Structured figure records:
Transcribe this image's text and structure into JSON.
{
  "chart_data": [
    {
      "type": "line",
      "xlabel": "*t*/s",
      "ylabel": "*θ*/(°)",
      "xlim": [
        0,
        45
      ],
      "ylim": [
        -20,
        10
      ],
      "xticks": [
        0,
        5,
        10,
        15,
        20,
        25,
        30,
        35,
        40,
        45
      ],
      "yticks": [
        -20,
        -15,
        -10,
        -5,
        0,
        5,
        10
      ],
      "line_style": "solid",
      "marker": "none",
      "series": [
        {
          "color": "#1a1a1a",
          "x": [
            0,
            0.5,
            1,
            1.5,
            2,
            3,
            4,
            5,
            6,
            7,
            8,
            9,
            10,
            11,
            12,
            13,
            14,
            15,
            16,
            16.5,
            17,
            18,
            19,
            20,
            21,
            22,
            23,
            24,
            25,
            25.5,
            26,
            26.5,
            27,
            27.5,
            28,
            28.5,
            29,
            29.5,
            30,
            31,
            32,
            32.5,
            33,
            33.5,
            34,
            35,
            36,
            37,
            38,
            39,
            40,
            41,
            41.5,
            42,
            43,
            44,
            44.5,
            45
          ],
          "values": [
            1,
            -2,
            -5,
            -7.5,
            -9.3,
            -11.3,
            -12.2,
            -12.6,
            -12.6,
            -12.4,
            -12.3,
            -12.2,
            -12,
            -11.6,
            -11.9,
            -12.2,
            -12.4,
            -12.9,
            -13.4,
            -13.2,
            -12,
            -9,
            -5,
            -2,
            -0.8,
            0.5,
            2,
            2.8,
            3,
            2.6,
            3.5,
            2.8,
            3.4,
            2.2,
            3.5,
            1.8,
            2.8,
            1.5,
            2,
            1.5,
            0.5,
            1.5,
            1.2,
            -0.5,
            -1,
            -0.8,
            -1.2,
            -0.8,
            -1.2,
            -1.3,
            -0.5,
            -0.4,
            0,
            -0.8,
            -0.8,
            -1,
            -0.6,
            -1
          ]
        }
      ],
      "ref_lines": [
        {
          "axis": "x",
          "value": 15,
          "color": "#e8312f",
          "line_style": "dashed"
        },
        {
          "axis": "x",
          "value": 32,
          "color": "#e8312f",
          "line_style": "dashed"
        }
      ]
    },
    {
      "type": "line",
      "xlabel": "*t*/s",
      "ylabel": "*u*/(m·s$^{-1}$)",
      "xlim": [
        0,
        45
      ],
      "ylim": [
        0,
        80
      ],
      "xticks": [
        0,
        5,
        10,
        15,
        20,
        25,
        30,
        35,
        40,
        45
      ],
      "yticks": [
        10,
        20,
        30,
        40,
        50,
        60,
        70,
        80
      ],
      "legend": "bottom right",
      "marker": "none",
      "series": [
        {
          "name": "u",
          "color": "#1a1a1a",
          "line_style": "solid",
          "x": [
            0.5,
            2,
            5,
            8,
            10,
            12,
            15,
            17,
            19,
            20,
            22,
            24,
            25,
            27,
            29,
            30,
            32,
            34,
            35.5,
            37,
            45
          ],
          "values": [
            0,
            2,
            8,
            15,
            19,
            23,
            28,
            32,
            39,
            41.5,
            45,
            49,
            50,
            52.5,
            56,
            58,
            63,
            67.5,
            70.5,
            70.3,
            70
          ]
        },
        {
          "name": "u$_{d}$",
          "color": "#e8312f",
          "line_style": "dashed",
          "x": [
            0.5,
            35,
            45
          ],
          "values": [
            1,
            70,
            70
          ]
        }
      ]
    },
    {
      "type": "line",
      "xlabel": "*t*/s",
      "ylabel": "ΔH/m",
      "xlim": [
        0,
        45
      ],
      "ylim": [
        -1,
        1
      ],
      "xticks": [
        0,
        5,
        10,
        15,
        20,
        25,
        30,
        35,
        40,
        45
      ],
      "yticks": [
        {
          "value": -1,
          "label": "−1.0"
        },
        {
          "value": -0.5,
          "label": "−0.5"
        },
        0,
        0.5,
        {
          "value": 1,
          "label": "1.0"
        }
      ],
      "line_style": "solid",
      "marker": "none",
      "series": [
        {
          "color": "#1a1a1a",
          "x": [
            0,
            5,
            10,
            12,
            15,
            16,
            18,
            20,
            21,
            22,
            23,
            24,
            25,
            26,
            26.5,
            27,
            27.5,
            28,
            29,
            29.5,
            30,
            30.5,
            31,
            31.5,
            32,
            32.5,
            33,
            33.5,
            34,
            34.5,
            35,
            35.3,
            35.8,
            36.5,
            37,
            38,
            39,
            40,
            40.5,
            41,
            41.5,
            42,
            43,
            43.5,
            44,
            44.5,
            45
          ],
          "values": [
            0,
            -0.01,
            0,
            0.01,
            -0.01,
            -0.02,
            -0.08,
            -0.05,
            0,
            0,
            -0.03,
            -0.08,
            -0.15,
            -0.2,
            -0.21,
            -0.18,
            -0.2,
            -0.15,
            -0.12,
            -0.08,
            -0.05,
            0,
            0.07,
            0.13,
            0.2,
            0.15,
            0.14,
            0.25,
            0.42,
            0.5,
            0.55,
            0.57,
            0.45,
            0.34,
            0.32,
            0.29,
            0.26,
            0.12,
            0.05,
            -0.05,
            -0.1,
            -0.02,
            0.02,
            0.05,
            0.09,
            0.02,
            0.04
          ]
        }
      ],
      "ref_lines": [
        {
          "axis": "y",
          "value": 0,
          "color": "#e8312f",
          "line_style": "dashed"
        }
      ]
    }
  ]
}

WHAT IS ASKED | Copy out each record from above, exactly.

ANSWER TO THIS PROBLEM |
Transcribe this image's text and structure into JSON.
{
  "chart_data": [
    {
      "type": "line",
      "xlabel": "*t*/s",
      "ylabel": "*θ*/(°)",
      "xlim": [
        0,
        45
      ],
      "ylim": [
        -20,
        10
      ],
      "xticks": [
        0,
        5,
        10,
        15,
        20,
        25,
        30,
        35,
        40,
        45
      ],
      "yticks": [
        -20,
        -15,
        -10,
        -5,
        0,
        5,
        10
      ],
      "line_style": "solid",
      "marker": "none",
      "series": [
        {
          "color": "#1a1a1a",
          "x": [
            0,
            0.5,
            1,
            1.5,
            2,
            3,
            4,
            5,
            6,
            7,
            8,
            9,
            10,
            11,
            12,
            13,
            14,
            15,
            16,
            16.5,
            17,
            18,
            19,
            20,
            21,
            22,
            23,
            24,
            25,
            25.5,
            26,
            26.5,
            27,
            27.5,
            28,
            28.5,
            29,
            29.5,
            30,
            31,
            32,
            32.5,
            33,
            33.5,
            34,
            35,
            36,
            37,
            38,
            39,
            40,
            41,
            41.5,
            42,
            43,
            44,
            44.5,
            45
          ],
          "values": [
            1,
            -2,
            -5,
            -7.5,
            -9.3,
            -11.3,
            -12.2,
            -12.6,
            -12.6,
            -12.4,
            -12.3,
            -12.2,
            -12,
            -11.6,
            -11.9,
            -12.2,
            -12.4,
            -12.9,
            -13.4,
            -13.2,
            -12,
            -9,
            -5,
            -2,
            -0.8,
            0.5,
            2,
            2.8,
            3,
            2.6,
            3.5,
            2.8,
            3.4,
            2.2,
            3.5,
            1.8,
            2.8,
            1.5,
            2,
            1.5,
            0.5,
            1.5,
            1.2,
            -0.5,
            -1,
            -0.8,
            -1.2,
            -0.8,
            -1.2,
            -1.3,
            -0.5,
            -0.4,
            0,
            -0.8,
            -0.8,
            -1,
            -0.6,
            -1
          ]
        }
      ],
      "ref_lines": [
        {
          "axis": "x",
          "value": 15,
          "color": "#e8312f",
          "line_style": "dashed"
        },
        {
          "axis": "x",
          "value": 32,
          "color": "#e8312f",
          "line_style": "dashed"
        }
      ]
    },
    {
      "type": "line",
      "xlabel": "*t*/s",
      "ylabel": "*u*/(m·s$^{-1}$)",
      "xlim": [
        0,
        45
      ],
      "ylim": [
        0,
        80
      ],
      "xticks": [
        0,
        5,
        10,
        15,
        20,
        25,
        30,
        35,
        40,
        45
      ],
      "yticks": [
        10,
        20,
        30,
        40,
        50,
        60,
        70,
        80
      ],
      "legend": "bottom right",
      "marker": "none",
      "series": [
        {
          "name": "u",
          "color": "#1a1a1a",
          "line_style": "solid",
          "x": [
            0.5,
            2,
            5,
            8,
            10,
            12,
            15,
            17,
            19,
            20,
            22,
            24,
            25,
            27,
            29,
            30,
            32,
            34,
            35.5,
            37,
            45
          ],
          "values": [
            0,
            2,
            8,
            15,
            19,
            23,
            28,
            32,
            39,
            41.5,
            45,
            49,
            50,
            52.5,
            56,
            58,
            63,
            67.5,
            70.5,
            70.3,
            70
          ]
        },
        {
          "name": "u$_{d}$",
          "color": "#e8312f",
          "line_style": "dashed",
          "x": [
            0.5,
            35,
            45
          ],
          "values": [
            1,
            70,
            70
          ]
        }
      ]
    },
    {
      "type": "line",
      "xlabel": "*t*/s",
      "ylabel": "ΔH/m",
      "xlim": [
        0,
        45
      ],
      "ylim": [
        -1,
        1
      ],
      "xticks": [
        0,
        5,
        10,
        15,
        20,
        25,
        30,
        35,
        40,
        45
      ],
      "yticks": [
        {
          "value": -1,
          "label": "−1.0"
        },
        {
          "value": -0.5,
          "label": "−0.5"
        },
        0,
        0.5,
        {
          "value": 1,
          "label": "1.0"
        }
      ],
      "line_style": "solid",
      "marker": "none",
      "series": [
        {
          "color": "#1a1a1a",
          "x": [
            0,
            5,
            10,
            12,
            15,
            16,
            18,
            20,
            21,
            22,
            23,
            24,
            25,
            26,
            26.5,
            27,
            27.5,
            28,
            29,
            29.5,
            30,
            30.5,
            31,
            31.5,
            32,
            32.5,
            33,
            33.5,
            34,
            34.5,
            35,
            35.3,
            35.8,
            36.5,
            37,
            38,
            39,
            40,
            40.5,
            41,
            41.5,
            42,
            43,
            43.5,
            44,
            44.5,
            45
          ],
          "values": [
            0,
            -0.01,
            0,
            0.01,
            -0.01,
            -0.02,
            -0.08,
            -0.05,
            0,
            0,
            -0.03,
            -0.08,
            -0.15,
            -0.2,
            -0.21,
            -0.18,
            -0.2,
            -0.15,
            -0.12,
            -0.08,
            -0.05,
            0,
            0.07,
            0.13,
            0.2,
            0.15,
            0.14,
            0.25,
            0.42,
            0.5,
            0.55,
            0.57,
            0.45,
            0.34,
            0.32,
            0.29,
            0.26,
            0.12,
            0.05,
            -0.05,
            -0.1,
            -0.02,
            0.02,
            0.05,
            0.09,
            0.02,
            0.04
          ]
        }
      ],
      "ref_lines": [
        {
          "axis": "y",
          "value": 0,
          "color": "#e8312f",
          "line_style": "dashed"
        }
      ]
    }
  ]
}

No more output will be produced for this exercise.